# Listed entries start

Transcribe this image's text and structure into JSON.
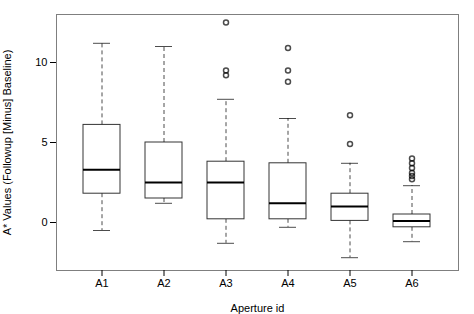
{
  "chart_data": {
    "type": "box",
    "xlabel": "Aperture id",
    "ylabel": "A* Values (Followup [Minus] Baseline)",
    "categories": [
      "A1",
      "A2",
      "A3",
      "A4",
      "A5",
      "A6"
    ],
    "boxes": [
      {
        "whisker_low": -0.5,
        "q1": 1.8,
        "median": 3.3,
        "q3": 6.1,
        "whisker_high": 11.2,
        "outliers": []
      },
      {
        "whisker_low": 1.2,
        "q1": 1.5,
        "median": 2.5,
        "q3": 5.0,
        "whisker_high": 11.0,
        "outliers": []
      },
      {
        "whisker_low": -1.3,
        "q1": 0.2,
        "median": 2.5,
        "q3": 3.8,
        "whisker_high": 7.7,
        "outliers": [
          9.2,
          9.5,
          12.5
        ]
      },
      {
        "whisker_low": -0.3,
        "q1": 0.2,
        "median": 1.2,
        "q3": 3.7,
        "whisker_high": 6.5,
        "outliers": [
          8.8,
          9.5,
          10.9
        ]
      },
      {
        "whisker_low": -2.2,
        "q1": 0.1,
        "median": 1.0,
        "q3": 1.8,
        "whisker_high": 3.7,
        "outliers": [
          4.9,
          6.7
        ]
      },
      {
        "whisker_low": -1.2,
        "q1": -0.3,
        "median": 0.1,
        "q3": 0.5,
        "whisker_high": 2.3,
        "outliers": [
          3.7,
          3.4,
          3.1,
          2.9,
          2.7,
          4.0
        ]
      }
    ],
    "ylim": [
      -3.0,
      13.0
    ],
    "yticks": [
      0,
      5,
      10
    ]
  }
}
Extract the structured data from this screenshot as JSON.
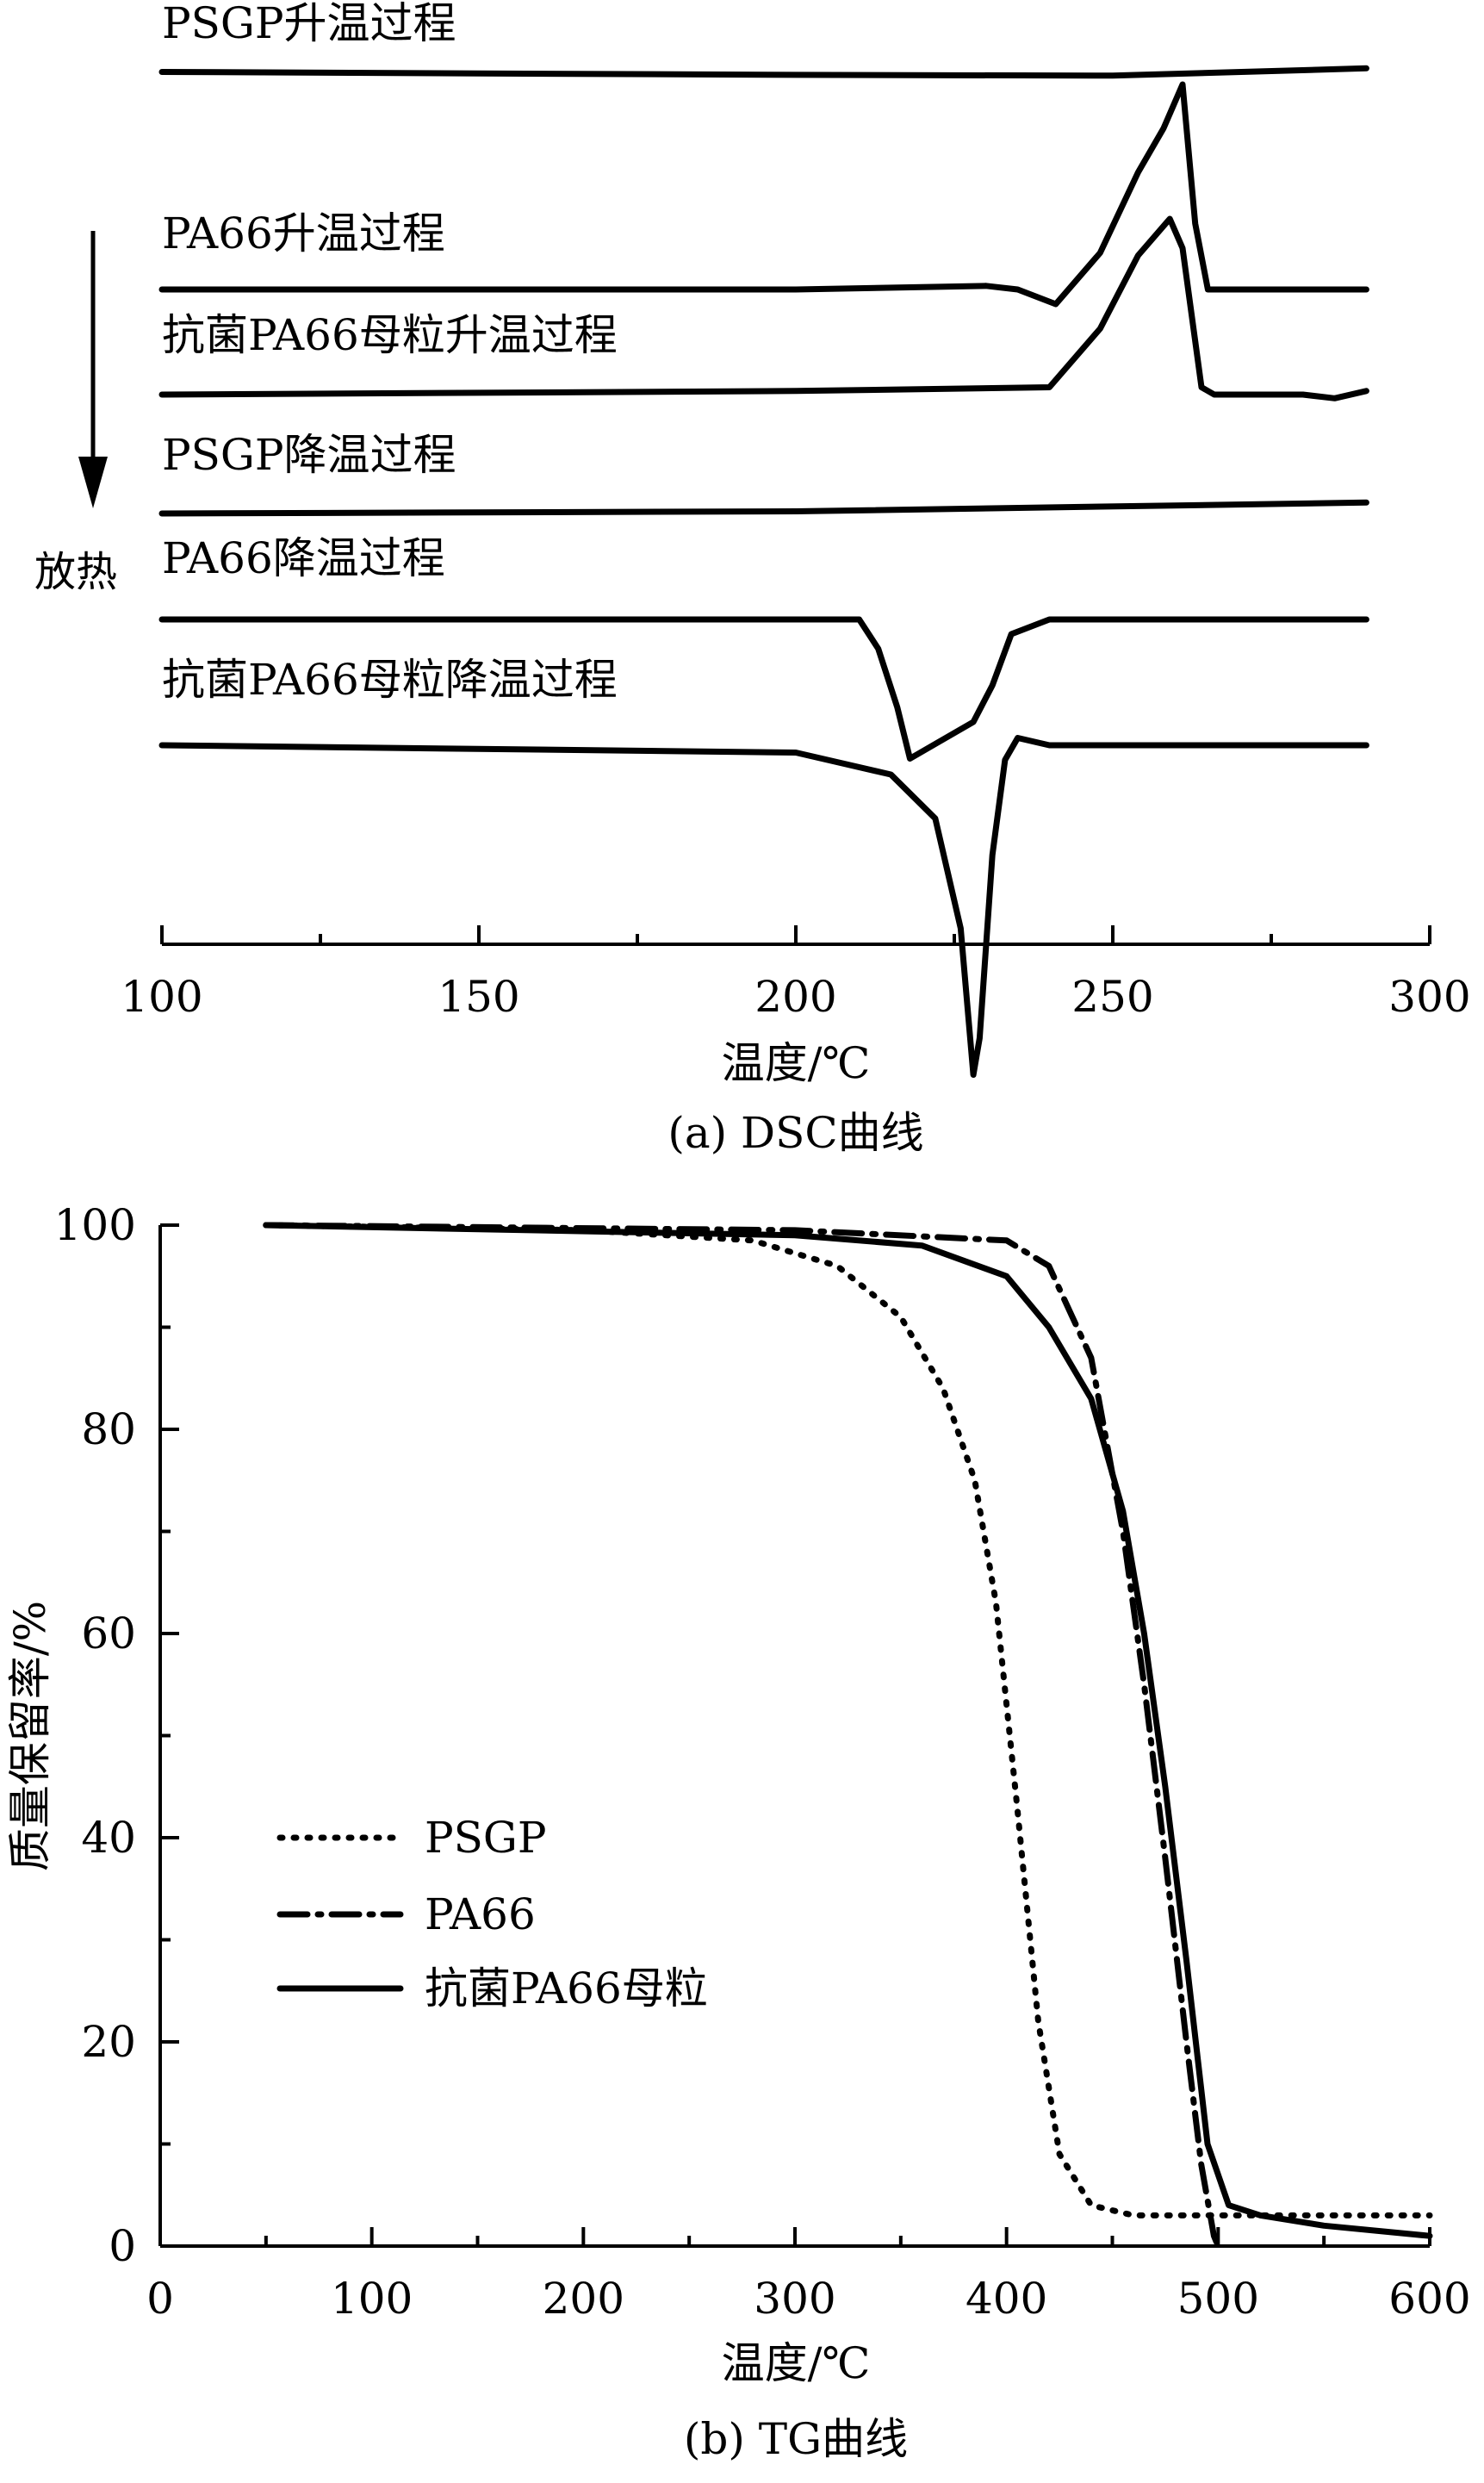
{
  "chart_data": [
    {
      "type": "line",
      "caption": "(a) DSC曲线",
      "xlabel": "温度/℃",
      "ylabel": "",
      "xlim": [
        100,
        300
      ],
      "x_ticks": [
        "100",
        "150",
        "200",
        "250",
        "300"
      ],
      "y_ticks_shown": false,
      "annotation": "放热",
      "annotation_arrow": "down",
      "series": [
        {
          "name": "PSGP升温过程",
          "x": [
            100,
            150,
            200,
            250,
            290
          ],
          "y": [
            1.0,
            0.8,
            0.6,
            0.5,
            1.5
          ]
        },
        {
          "name": "PA66升温过程",
          "x": [
            100,
            200,
            230,
            235,
            241,
            248,
            254,
            258,
            261,
            263,
            265,
            290
          ],
          "y": [
            0,
            0,
            0.5,
            0,
            -2,
            5,
            16,
            22,
            28,
            9,
            0,
            0
          ]
        },
        {
          "name": "抗菌PA66母粒升温过程",
          "x": [
            100,
            200,
            240,
            248,
            254,
            259,
            261,
            264,
            266,
            280,
            285,
            290
          ],
          "y": [
            0,
            0.5,
            1,
            9,
            19,
            24,
            20,
            1,
            0,
            0,
            -0.5,
            0.5
          ]
        },
        {
          "name": "PSGP降温过程",
          "x": [
            100,
            200,
            290
          ],
          "y": [
            0,
            0.3,
            1.5
          ]
        },
        {
          "name": "PA66降温过程",
          "x": [
            100,
            210,
            213,
            216,
            218,
            222,
            228,
            231,
            234,
            240,
            290
          ],
          "y": [
            0,
            0,
            -4,
            -12,
            -19,
            -17,
            -14,
            -9,
            -2,
            0,
            0
          ]
        },
        {
          "name": "抗菌PA66母粒降温过程",
          "x": [
            100,
            200,
            215,
            222,
            226,
            228,
            229,
            231,
            233,
            235,
            240,
            260,
            290
          ],
          "y": [
            0,
            -1,
            -4,
            -10,
            -25,
            -45,
            -40,
            -15,
            -2,
            1,
            0,
            0,
            0
          ]
        }
      ]
    },
    {
      "type": "line",
      "caption": "(b) TG曲线",
      "xlabel": "温度/℃",
      "ylabel": "质量保留率/%",
      "xlim": [
        0,
        600
      ],
      "ylim": [
        0,
        100
      ],
      "x_ticks": [
        "0",
        "100",
        "200",
        "300",
        "400",
        "500",
        "600"
      ],
      "y_ticks": [
        "0",
        "20",
        "40",
        "60",
        "80",
        "100"
      ],
      "legend_position": "left-middle",
      "series": [
        {
          "name": "PSGP",
          "style": "dotted",
          "x": [
            50,
            200,
            280,
            320,
            350,
            370,
            385,
            395,
            405,
            415,
            425,
            440,
            460,
            500,
            600
          ],
          "y": [
            100,
            99.5,
            98.5,
            96,
            91,
            84,
            75,
            63,
            43,
            22,
            9,
            4,
            3,
            3,
            3
          ]
        },
        {
          "name": "PA66",
          "style": "dash-dot",
          "x": [
            50,
            300,
            400,
            420,
            440,
            455,
            465,
            475,
            485,
            492,
            498,
            500
          ],
          "y": [
            100,
            99.5,
            98.5,
            96,
            87,
            70,
            55,
            38,
            20,
            8,
            1,
            0
          ]
        },
        {
          "name": "抗菌PA66母粒",
          "style": "solid",
          "x": [
            50,
            300,
            360,
            400,
            420,
            440,
            455,
            465,
            475,
            485,
            495,
            505,
            520,
            550,
            600
          ],
          "y": [
            100,
            99,
            98,
            95,
            90,
            83,
            72,
            60,
            45,
            28,
            10,
            4,
            3,
            2,
            1
          ]
        }
      ]
    }
  ]
}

# Listed entries end

> [Problem to solve]:
Write the records out once more, exactly as they appear, with no pictures.

> [Task output]:
Transcribe this image's text and structure into JSON.
{
  "chart_data": {
    "type": "box",
    "xlabel": "Aperture id",
    "ylabel": "A* Values (Followup [Minus] Baseline)",
    "categories": [
      "A1",
      "A2",
      "A3",
      "A4",
      "A5",
      "A6"
    ],
    "boxes": [
      {
        "whisker_low": -0.5,
        "q1": 1.8,
        "median": 3.3,
        "q3": 6.1,
        "whisker_high": 11.2,
        "outliers": []
      },
      {
        "whisker_low": 1.2,
        "q1": 1.5,
        "median": 2.5,
        "q3": 5.0,
        "whisker_high": 11.0,
        "outliers": []
      },
      {
        "whisker_low": -1.3,
        "q1": 0.2,
        "median": 2.5,
        "q3": 3.8,
        "whisker_high": 7.7,
        "outliers": [
          9.2,
          9.5,
          12.5
        ]
      },
      {
        "whisker_low": -0.3,
        "q1": 0.2,
        "median": 1.2,
        "q3": 3.7,
        "whisker_high": 6.5,
        "outliers": [
          8.8,
          9.5,
          10.9
        ]
      },
      {
        "whisker_low": -2.2,
        "q1": 0.1,
        "median": 1.0,
        "q3": 1.8,
        "whisker_high": 3.7,
        "outliers": [
          4.9,
          6.7
        ]
      },
      {
        "whisker_low": -1.2,
        "q1": -0.3,
        "median": 0.1,
        "q3": 0.5,
        "whisker_high": 2.3,
        "outliers": [
          3.7,
          3.4,
          3.1,
          2.9,
          2.7,
          4.0
        ]
      }
    ],
    "ylim": [
      -3.0,
      13.0
    ],
    "yticks": [
      0,
      5,
      10
    ]
  }
}
Extract the structured data from this screenshot as JSON.
{
  "chart_data": [
    {
      "type": "line",
      "caption": "(a) DSC曲线",
      "xlabel": "温度/℃",
      "ylabel": "",
      "xlim": [
        100,
        300
      ],
      "x_ticks": [
        "100",
        "150",
        "200",
        "250",
        "300"
      ],
      "y_ticks_shown": false,
      "annotation": "放热",
      "annotation_arrow": "down",
      "series": [
        {
          "name": "PSGP升温过程",
          "x": [
            100,
            150,
            200,
            250,
            290
          ],
          "y": [
            1.0,
            0.8,
            0.6,
            0.5,
            1.5
          ]
        },
        {
          "name": "PA66升温过程",
          "x": [
            100,
            200,
            230,
            235,
            241,
            248,
            254,
            258,
            261,
            263,
            265,
            290
          ],
          "y": [
            0,
            0,
            0.5,
            0,
            -2,
            5,
            16,
            22,
            28,
            9,
            0,
            0
          ]
        },
        {
          "name": "抗菌PA66母粒升温过程",
          "x": [
            100,
            200,
            240,
            248,
            254,
            259,
            261,
            264,
            266,
            280,
            285,
            290
          ],
          "y": [
            0,
            0.5,
            1,
            9,
            19,
            24,
            20,
            1,
            0,
            0,
            -0.5,
            0.5
          ]
        },
        {
          "name": "PSGP降温过程",
          "x": [
            100,
            200,
            290
          ],
          "y": [
            0,
            0.3,
            1.5
          ]
        },
        {
          "name": "PA66降温过程",
          "x": [
            100,
            210,
            213,
            216,
            218,
            222,
            228,
            231,
            234,
            240,
            290
          ],
          "y": [
            0,
            0,
            -4,
            -12,
            -19,
            -17,
            -14,
            -9,
            -2,
            0,
            0
          ]
        },
        {
          "name": "抗菌PA66母粒降温过程",
          "x": [
            100,
            200,
            215,
            222,
            226,
            228,
            229,
            231,
            233,
            235,
            240,
            260,
            290
          ],
          "y": [
            0,
            -1,
            -4,
            -10,
            -25,
            -45,
            -40,
            -15,
            -2,
            1,
            0,
            0,
            0
          ]
        }
      ]
    },
    {
      "type": "line",
      "caption": "(b) TG曲线",
      "xlabel": "温度/℃",
      "ylabel": "质量保留率/%",
      "xlim": [
        0,
        600
      ],
      "ylim": [
        0,
        100
      ],
      "x_ticks": [
        "0",
        "100",
        "200",
        "300",
        "400",
        "500",
        "600"
      ],
      "y_ticks": [
        "0",
        "20",
        "40",
        "60",
        "80",
        "100"
      ],
      "legend_position": "left-middle",
      "series": [
        {
          "name": "PSGP",
          "style": "dotted",
          "x": [
            50,
            200,
            280,
            320,
            350,
            370,
            385,
            395,
            405,
            415,
            425,
            440,
            460,
            500,
            600
          ],
          "y": [
            100,
            99.5,
            98.5,
            96,
            91,
            84,
            75,
            63,
            43,
            22,
            9,
            4,
            3,
            3,
            3
          ]
        },
        {
          "name": "PA66",
          "style": "dash-dot",
          "x": [
            50,
            300,
            400,
            420,
            440,
            455,
            465,
            475,
            485,
            492,
            498,
            500
          ],
          "y": [
            100,
            99.5,
            98.5,
            96,
            87,
            70,
            55,
            38,
            20,
            8,
            1,
            0
          ]
        },
        {
          "name": "抗菌PA66母粒",
          "style": "solid",
          "x": [
            50,
            300,
            360,
            400,
            420,
            440,
            455,
            465,
            475,
            485,
            495,
            505,
            520,
            550,
            600
          ],
          "y": [
            100,
            99,
            98,
            95,
            90,
            83,
            72,
            60,
            45,
            28,
            10,
            4,
            3,
            2,
            1
          ]
        }
      ]
    }
  ]
}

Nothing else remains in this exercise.